** start of SOURCE RECORDS **
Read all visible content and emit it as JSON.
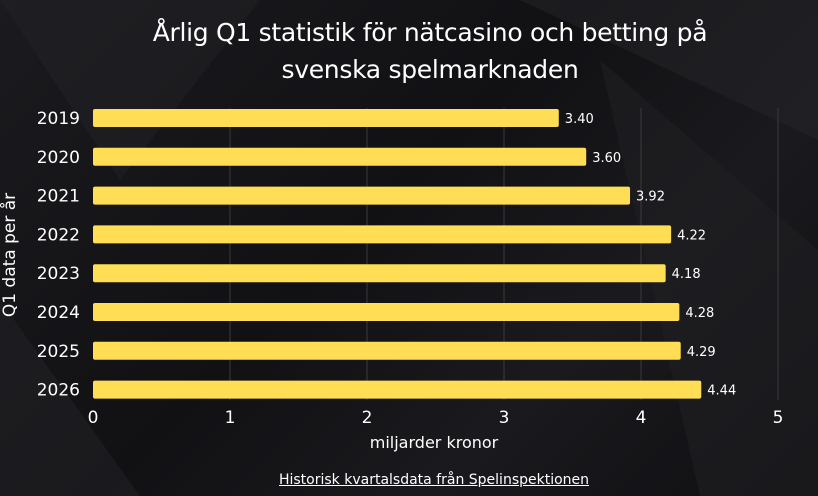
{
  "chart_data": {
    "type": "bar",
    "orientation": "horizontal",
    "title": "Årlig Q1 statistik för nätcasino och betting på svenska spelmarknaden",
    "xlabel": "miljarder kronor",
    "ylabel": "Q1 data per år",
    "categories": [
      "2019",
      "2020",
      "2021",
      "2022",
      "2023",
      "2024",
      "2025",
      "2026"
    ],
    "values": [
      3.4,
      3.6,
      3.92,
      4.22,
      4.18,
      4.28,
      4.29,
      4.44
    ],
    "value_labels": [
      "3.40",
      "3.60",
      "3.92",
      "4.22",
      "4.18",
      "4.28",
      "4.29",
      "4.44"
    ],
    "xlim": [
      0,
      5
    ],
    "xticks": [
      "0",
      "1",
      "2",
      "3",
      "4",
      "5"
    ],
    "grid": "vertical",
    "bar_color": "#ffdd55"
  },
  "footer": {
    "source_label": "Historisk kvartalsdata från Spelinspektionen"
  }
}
** end of SOURCE RECORDS **
** start of SOURCE RECORDS **
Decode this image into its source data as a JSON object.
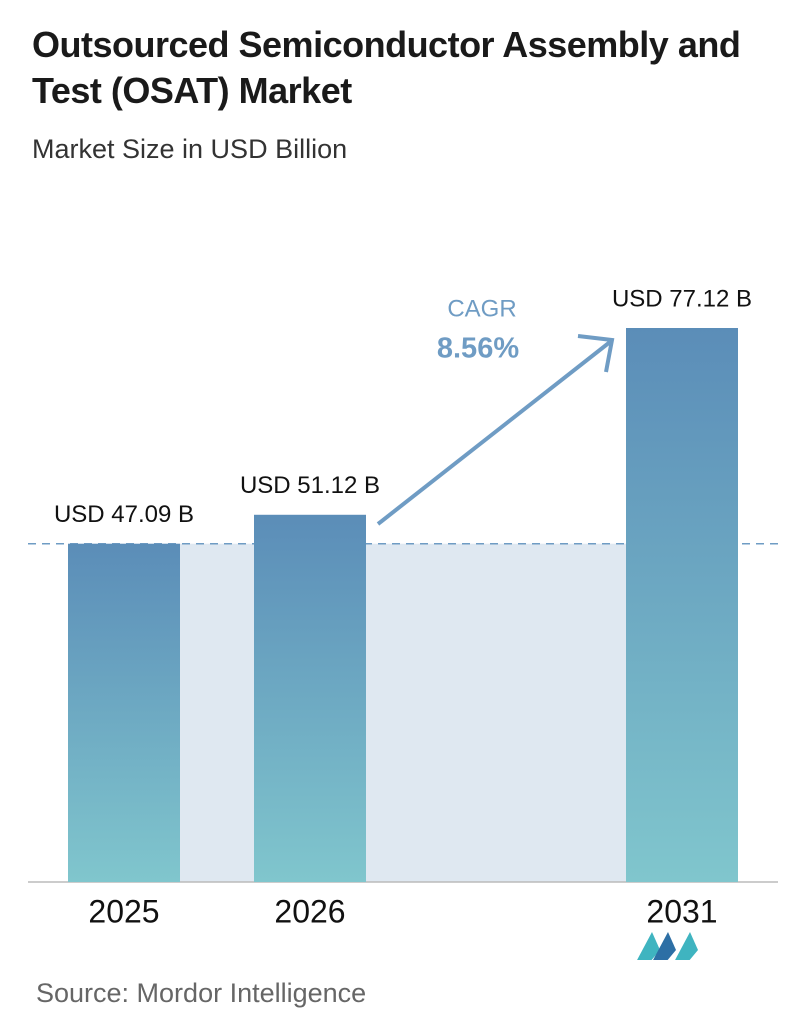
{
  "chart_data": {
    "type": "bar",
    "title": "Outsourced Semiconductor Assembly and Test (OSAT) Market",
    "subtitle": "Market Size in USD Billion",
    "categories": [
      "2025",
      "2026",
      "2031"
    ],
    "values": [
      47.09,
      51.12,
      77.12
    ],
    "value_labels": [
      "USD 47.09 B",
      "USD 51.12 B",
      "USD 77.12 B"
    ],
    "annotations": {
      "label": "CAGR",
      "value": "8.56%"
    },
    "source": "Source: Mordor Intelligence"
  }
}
** end of SOURCE RECORDS **
AIM - Search the records for the word "JSON" and copy every line where it occurs.

SOLUTION TO THE PROBLEM -
Read all visible content and emit it as JSON.
Decode this image into its source data as a JSON object.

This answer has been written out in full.